• _Task to complete_
Reproduce all entries precisely as they are written.

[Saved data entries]
— Start —
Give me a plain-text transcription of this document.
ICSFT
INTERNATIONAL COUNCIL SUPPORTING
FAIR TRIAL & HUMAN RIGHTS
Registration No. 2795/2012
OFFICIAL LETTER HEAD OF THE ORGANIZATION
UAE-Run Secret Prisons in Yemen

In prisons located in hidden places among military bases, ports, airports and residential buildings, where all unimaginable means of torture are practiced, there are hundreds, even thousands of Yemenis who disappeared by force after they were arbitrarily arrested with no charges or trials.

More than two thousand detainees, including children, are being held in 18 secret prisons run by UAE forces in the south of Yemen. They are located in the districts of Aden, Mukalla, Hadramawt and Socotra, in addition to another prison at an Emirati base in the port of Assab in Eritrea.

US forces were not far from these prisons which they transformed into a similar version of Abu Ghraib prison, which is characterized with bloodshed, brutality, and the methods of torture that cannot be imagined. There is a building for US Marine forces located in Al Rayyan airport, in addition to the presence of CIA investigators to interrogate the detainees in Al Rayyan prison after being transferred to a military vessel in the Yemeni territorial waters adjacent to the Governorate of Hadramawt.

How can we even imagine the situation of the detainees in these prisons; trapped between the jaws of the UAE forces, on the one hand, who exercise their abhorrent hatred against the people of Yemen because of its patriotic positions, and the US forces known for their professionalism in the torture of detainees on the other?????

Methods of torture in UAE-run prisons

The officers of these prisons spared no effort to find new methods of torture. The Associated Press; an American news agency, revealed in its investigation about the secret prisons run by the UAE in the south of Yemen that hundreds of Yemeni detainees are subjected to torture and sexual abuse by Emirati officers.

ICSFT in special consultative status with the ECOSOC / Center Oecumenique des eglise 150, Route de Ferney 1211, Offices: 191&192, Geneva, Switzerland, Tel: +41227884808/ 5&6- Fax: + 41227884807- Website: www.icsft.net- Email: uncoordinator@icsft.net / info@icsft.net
— End —
• _Task result_
Give me a plain-text transcription of this document.
ICSFT
INTERNATIONAL COUNCIL SUPPORTING
FAIR TRIAL & HUMAN RIGHTS
Registration No. 2795/2012
OFFICIAL LETTER HEAD OF THE ORGANIZATION
UAE-Run Secret Prisons in Yemen

In prisons located in hidden places among military bases, ports, airports and residential buildings, where all unimaginable means of torture are practiced, there are hundreds, even thousands of Yemenis who disappeared by force after they were arbitrarily arrested with no charges or trials.

More than two thousand detainees, including children, are being held in 18 secret prisons run by UAE forces in the south of Yemen. They are located in the districts of Aden, Mukalla, Hadramawt and Socotra, in addition to another prison at an Emirati base in the port of Assab in Eritrea.

US forces were not far from these prisons which they transformed into a similar version of Abu Ghraib prison, which is characterized with bloodshed, brutality, and the methods of torture that cannot be imagined. There is a building for US Marine forces located in Al Rayyan airport, in addition to the presence of CIA investigators to interrogate the detainees in Al Rayyan prison after being transferred to a military vessel in the Yemeni territorial waters adjacent to the Governorate of Hadramawt.

How can we even imagine the situation of the detainees in these prisons; trapped between the jaws of the UAE forces, on the one hand, who exercise their abhorrent hatred against the people of Yemen because of its patriotic positions, and the US forces known for their professionalism in the torture of detainees on the other?????

Methods of torture in UAE-run prisons

The officers of these prisons spared no effort to find new methods of torture. The Associated Press; an American news agency, revealed in its investigation about the secret prisons run by the UAE in the south of Yemen that hundreds of Yemeni detainees are subjected to torture and sexual abuse by Emirati officers.

ICSFT in special consultative status with the ECOSOC / Center Oecumenique des eglise 150, Route de Ferney 1211, Offices: 191&192, Geneva, Switzerland, Tel: +41227884808/ 5&6- Fax: + 41227884807- Website: www.icsft.net- Email: uncoordinator@icsft.net / info@icsft.net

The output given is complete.